[The problem] Write out the whole listing again, exactly.

Dataset items:
▬▬▬▬▬▬
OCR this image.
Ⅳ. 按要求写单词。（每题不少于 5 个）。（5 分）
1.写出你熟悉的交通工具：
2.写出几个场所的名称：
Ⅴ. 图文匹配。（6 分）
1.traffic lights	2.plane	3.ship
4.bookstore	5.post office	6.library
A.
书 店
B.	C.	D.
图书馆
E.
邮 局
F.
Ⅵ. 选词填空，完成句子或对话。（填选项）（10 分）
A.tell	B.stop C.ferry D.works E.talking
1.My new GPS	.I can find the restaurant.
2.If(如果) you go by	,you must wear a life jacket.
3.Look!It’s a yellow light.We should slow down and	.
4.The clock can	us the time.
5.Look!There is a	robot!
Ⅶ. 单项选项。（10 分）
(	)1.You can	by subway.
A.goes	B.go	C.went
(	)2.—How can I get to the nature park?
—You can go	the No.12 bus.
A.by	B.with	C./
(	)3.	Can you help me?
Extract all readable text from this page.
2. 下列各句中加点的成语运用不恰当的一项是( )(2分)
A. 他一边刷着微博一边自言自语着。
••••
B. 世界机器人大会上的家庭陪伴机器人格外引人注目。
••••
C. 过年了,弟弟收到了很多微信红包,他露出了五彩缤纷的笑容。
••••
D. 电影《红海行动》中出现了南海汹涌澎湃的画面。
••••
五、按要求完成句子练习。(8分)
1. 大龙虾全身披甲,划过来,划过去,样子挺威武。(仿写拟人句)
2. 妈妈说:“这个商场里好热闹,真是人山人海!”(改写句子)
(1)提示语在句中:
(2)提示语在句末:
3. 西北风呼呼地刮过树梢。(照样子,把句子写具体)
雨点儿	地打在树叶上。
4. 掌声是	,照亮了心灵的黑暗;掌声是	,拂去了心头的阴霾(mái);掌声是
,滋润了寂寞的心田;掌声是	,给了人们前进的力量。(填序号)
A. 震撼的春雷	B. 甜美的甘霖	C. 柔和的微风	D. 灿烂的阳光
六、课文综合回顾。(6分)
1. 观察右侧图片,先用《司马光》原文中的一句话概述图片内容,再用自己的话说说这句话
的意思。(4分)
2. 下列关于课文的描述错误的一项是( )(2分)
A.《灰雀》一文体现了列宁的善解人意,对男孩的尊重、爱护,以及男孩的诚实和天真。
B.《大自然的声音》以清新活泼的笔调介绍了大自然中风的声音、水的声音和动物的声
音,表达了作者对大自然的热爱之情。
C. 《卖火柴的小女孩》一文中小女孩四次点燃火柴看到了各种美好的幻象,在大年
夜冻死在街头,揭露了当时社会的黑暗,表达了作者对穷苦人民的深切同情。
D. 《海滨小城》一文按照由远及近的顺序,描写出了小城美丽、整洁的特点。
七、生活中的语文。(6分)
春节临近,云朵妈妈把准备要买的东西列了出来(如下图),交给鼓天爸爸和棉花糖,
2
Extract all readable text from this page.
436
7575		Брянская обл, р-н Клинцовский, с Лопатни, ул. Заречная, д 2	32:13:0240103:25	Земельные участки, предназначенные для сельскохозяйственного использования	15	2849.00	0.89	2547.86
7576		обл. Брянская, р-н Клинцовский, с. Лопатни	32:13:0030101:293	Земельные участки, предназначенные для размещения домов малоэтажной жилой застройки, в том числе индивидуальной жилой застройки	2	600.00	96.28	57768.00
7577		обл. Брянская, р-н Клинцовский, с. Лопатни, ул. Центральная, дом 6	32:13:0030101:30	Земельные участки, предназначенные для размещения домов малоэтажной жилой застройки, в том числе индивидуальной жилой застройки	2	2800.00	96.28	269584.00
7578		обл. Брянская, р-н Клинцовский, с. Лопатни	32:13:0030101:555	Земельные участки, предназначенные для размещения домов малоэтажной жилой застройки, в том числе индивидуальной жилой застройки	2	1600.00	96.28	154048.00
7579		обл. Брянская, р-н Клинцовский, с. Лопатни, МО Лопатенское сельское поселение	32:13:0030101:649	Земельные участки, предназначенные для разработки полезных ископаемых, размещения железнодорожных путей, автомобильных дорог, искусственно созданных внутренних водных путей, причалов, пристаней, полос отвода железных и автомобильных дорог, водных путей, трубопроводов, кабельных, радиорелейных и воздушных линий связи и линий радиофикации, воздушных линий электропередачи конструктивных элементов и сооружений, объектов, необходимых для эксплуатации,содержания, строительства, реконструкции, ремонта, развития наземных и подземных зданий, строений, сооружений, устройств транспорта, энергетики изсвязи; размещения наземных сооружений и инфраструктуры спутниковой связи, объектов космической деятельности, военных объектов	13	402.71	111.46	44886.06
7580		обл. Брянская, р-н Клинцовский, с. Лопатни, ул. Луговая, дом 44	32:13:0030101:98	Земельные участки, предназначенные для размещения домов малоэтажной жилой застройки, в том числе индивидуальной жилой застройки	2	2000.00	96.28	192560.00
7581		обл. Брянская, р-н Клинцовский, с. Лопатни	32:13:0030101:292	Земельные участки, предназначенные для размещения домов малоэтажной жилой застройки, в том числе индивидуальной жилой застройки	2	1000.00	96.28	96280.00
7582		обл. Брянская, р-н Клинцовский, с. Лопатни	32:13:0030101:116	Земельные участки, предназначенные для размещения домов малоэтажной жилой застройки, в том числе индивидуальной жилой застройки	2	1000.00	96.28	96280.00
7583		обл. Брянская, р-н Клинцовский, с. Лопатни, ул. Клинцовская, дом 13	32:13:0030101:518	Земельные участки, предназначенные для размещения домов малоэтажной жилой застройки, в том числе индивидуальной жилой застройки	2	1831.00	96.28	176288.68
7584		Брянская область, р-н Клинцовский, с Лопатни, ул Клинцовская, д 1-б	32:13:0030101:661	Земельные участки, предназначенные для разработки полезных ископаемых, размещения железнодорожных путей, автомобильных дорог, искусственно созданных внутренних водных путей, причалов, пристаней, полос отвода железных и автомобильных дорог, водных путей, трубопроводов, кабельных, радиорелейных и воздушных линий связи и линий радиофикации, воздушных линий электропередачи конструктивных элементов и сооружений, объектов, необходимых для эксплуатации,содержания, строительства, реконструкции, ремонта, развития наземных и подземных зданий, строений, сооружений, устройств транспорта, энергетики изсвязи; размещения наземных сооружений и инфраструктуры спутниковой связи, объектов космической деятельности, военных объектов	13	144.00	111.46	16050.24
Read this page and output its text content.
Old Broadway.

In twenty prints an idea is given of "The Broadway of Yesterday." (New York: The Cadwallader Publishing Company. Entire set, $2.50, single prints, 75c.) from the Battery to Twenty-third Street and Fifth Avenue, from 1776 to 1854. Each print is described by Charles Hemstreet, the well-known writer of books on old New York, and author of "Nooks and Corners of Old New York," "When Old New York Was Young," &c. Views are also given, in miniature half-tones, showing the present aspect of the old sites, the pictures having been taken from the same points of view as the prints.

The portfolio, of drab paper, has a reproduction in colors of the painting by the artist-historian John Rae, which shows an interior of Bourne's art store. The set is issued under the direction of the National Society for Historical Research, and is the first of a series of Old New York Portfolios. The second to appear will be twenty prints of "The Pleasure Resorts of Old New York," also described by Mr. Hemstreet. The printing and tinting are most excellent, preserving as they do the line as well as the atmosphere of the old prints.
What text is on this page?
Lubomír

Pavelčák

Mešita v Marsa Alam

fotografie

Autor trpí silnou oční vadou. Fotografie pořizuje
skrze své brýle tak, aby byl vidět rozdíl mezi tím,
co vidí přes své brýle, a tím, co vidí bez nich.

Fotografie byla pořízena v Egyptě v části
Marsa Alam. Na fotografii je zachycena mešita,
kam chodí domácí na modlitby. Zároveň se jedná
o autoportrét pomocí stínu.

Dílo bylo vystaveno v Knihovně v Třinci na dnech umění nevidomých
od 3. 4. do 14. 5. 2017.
▬▬▬▬▬▬
[Worked solution]
OCR this image.
Ⅳ. 按要求写单词。（每题不少于 5 个）。（5 分）
1.写出你熟悉的交通工具：
2.写出几个场所的名称：
Ⅴ. 图文匹配。（6 分）
1.traffic lights	2.plane	3.ship
4.bookstore	5.post office	6.library
A.
书 店
B.	C.	D.
图书馆
E.
邮 局
F.
Ⅵ. 选词填空，完成句子或对话。（填选项）（10 分）
A.tell	B.stop C.ferry D.works E.talking
1.My new GPS	.I can find the restaurant.
2.If(如果) you go by	,you must wear a life jacket.
3.Look!It’s a yellow light.We should slow down and	.
4.The clock can	us the time.
5.Look!There is a	robot!
Ⅶ. 单项选项。（10 分）
(	)1.You can	by subway.
A.goes	B.go	C.went
(	)2.—How can I get to the nature park?
—You can go	the No.12 bus.
A.by	B.with	C./
(	)3.	Can you help me?
Extract all readable text from this page.
2. 下列各句中加点的成语运用不恰当的一项是( )(2分)
A. 他一边刷着微博一边自言自语着。
••••
B. 世界机器人大会上的家庭陪伴机器人格外引人注目。
••••
C. 过年了,弟弟收到了很多微信红包,他露出了五彩缤纷的笑容。
••••
D. 电影《红海行动》中出现了南海汹涌澎湃的画面。
••••
五、按要求完成句子练习。(8分)
1. 大龙虾全身披甲,划过来,划过去,样子挺威武。(仿写拟人句)
2. 妈妈说:“这个商场里好热闹,真是人山人海!”(改写句子)
(1)提示语在句中:
(2)提示语在句末:
3. 西北风呼呼地刮过树梢。(照样子,把句子写具体)
雨点儿	地打在树叶上。
4. 掌声是	,照亮了心灵的黑暗;掌声是	,拂去了心头的阴霾(mái);掌声是
,滋润了寂寞的心田;掌声是	,给了人们前进的力量。(填序号)
A. 震撼的春雷	B. 甜美的甘霖	C. 柔和的微风	D. 灿烂的阳光
六、课文综合回顾。(6分)
1. 观察右侧图片,先用《司马光》原文中的一句话概述图片内容,再用自己的话说说这句话
的意思。(4分)
2. 下列关于课文的描述错误的一项是( )(2分)
A.《灰雀》一文体现了列宁的善解人意,对男孩的尊重、爱护,以及男孩的诚实和天真。
B.《大自然的声音》以清新活泼的笔调介绍了大自然中风的声音、水的声音和动物的声
音,表达了作者对大自然的热爱之情。
C. 《卖火柴的小女孩》一文中小女孩四次点燃火柴看到了各种美好的幻象,在大年
夜冻死在街头,揭露了当时社会的黑暗,表达了作者对穷苦人民的深切同情。
D. 《海滨小城》一文按照由远及近的顺序,描写出了小城美丽、整洁的特点。
七、生活中的语文。(6分)
春节临近,云朵妈妈把准备要买的东西列了出来(如下图),交给鼓天爸爸和棉花糖,
2
Extract all readable text from this page.
436
7575		Брянская обл, р-н Клинцовский, с Лопатни, ул. Заречная, д 2	32:13:0240103:25	Земельные участки, предназначенные для сельскохозяйственного использования	15	2849.00	0.89	2547.86
7576		обл. Брянская, р-н Клинцовский, с. Лопатни	32:13:0030101:293	Земельные участки, предназначенные для размещения домов малоэтажной жилой застройки, в том числе индивидуальной жилой застройки	2	600.00	96.28	57768.00
7577		обл. Брянская, р-н Клинцовский, с. Лопатни, ул. Центральная, дом 6	32:13:0030101:30	Земельные участки, предназначенные для размещения домов малоэтажной жилой застройки, в том числе индивидуальной жилой застройки	2	2800.00	96.28	269584.00
7578		обл. Брянская, р-н Клинцовский, с. Лопатни	32:13:0030101:555	Земельные участки, предназначенные для размещения домов малоэтажной жилой застройки, в том числе индивидуальной жилой застройки	2	1600.00	96.28	154048.00
7579		обл. Брянская, р-н Клинцовский, с. Лопатни, МО Лопатенское сельское поселение	32:13:0030101:649	Земельные участки, предназначенные для разработки полезных ископаемых, размещения железнодорожных путей, автомобильных дорог, искусственно созданных внутренних водных путей, причалов, пристаней, полос отвода железных и автомобильных дорог, водных путей, трубопроводов, кабельных, радиорелейных и воздушных линий связи и линий радиофикации, воздушных линий электропередачи конструктивных элементов и сооружений, объектов, необходимых для эксплуатации,содержания, строительства, реконструкции, ремонта, развития наземных и подземных зданий, строений, сооружений, устройств транспорта, энергетики изсвязи; размещения наземных сооружений и инфраструктуры спутниковой связи, объектов космической деятельности, военных объектов	13	402.71	111.46	44886.06
7580		обл. Брянская, р-н Клинцовский, с. Лопатни, ул. Луговая, дом 44	32:13:0030101:98	Земельные участки, предназначенные для размещения домов малоэтажной жилой застройки, в том числе индивидуальной жилой застройки	2	2000.00	96.28	192560.00
7581		обл. Брянская, р-н Клинцовский, с. Лопатни	32:13:0030101:292	Земельные участки, предназначенные для размещения домов малоэтажной жилой застройки, в том числе индивидуальной жилой застройки	2	1000.00	96.28	96280.00
7582		обл. Брянская, р-н Клинцовский, с. Лопатни	32:13:0030101:116	Земельные участки, предназначенные для размещения домов малоэтажной жилой застройки, в том числе индивидуальной жилой застройки	2	1000.00	96.28	96280.00
7583		обл. Брянская, р-н Клинцовский, с. Лопатни, ул. Клинцовская, дом 13	32:13:0030101:518	Земельные участки, предназначенные для размещения домов малоэтажной жилой застройки, в том числе индивидуальной жилой застройки	2	1831.00	96.28	176288.68
7584		Брянская область, р-н Клинцовский, с Лопатни, ул Клинцовская, д 1-б	32:13:0030101:661	Земельные участки, предназначенные для разработки полезных ископаемых, размещения железнодорожных путей, автомобильных дорог, искусственно созданных внутренних водных путей, причалов, пристаней, полос отвода железных и автомобильных дорог, водных путей, трубопроводов, кабельных, радиорелейных и воздушных линий связи и линий радиофикации, воздушных линий электропередачи конструктивных элементов и сооружений, объектов, необходимых для эксплуатации,содержания, строительства, реконструкции, ремонта, развития наземных и подземных зданий, строений, сооружений, устройств транспорта, энергетики изсвязи; размещения наземных сооружений и инфраструктуры спутниковой связи, объектов космической деятельности, военных объектов	13	144.00	111.46	16050.24
Read this page and output its text content.
Old Broadway.

In twenty prints an idea is given of "The Broadway of Yesterday." (New York: The Cadwallader Publishing Company. Entire set, $2.50, single prints, 75c.) from the Battery to Twenty-third Street and Fifth Avenue, from 1776 to 1854. Each print is described by Charles Hemstreet, the well-known writer of books on old New York, and author of "Nooks and Corners of Old New York," "When Old New York Was Young," &c. Views are also given, in miniature half-tones, showing the present aspect of the old sites, the pictures having been taken from the same points of view as the prints.

The portfolio, of drab paper, has a reproduction in colors of the painting by the artist-historian John Rae, which shows an interior of Bourne's art store. The set is issued under the direction of the National Society for Historical Research, and is the first of a series of Old New York Portfolios. The second to appear will be twenty prints of "The Pleasure Resorts of Old New York," also described by Mr. Hemstreet. The printing and tinting are most excellent, preserving as they do the line as well as the atmosphere of the old prints.
What text is on this page?
Lubomír

Pavelčák

Mešita v Marsa Alam

fotografie

Autor trpí silnou oční vadou. Fotografie pořizuje
skrze své brýle tak, aby byl vidět rozdíl mezi tím,
co vidí přes své brýle, a tím, co vidí bez nich.

Fotografie byla pořízena v Egyptě v části
Marsa Alam. Na fotografii je zachycena mešita,
kam chodí domácí na modlitby. Zároveň se jedná
o autoportrét pomocí stínu.

Dílo bylo vystaveno v Knihovně v Třinci na dnech umění nevidomých
od 3. 4. do 14. 5. 2017.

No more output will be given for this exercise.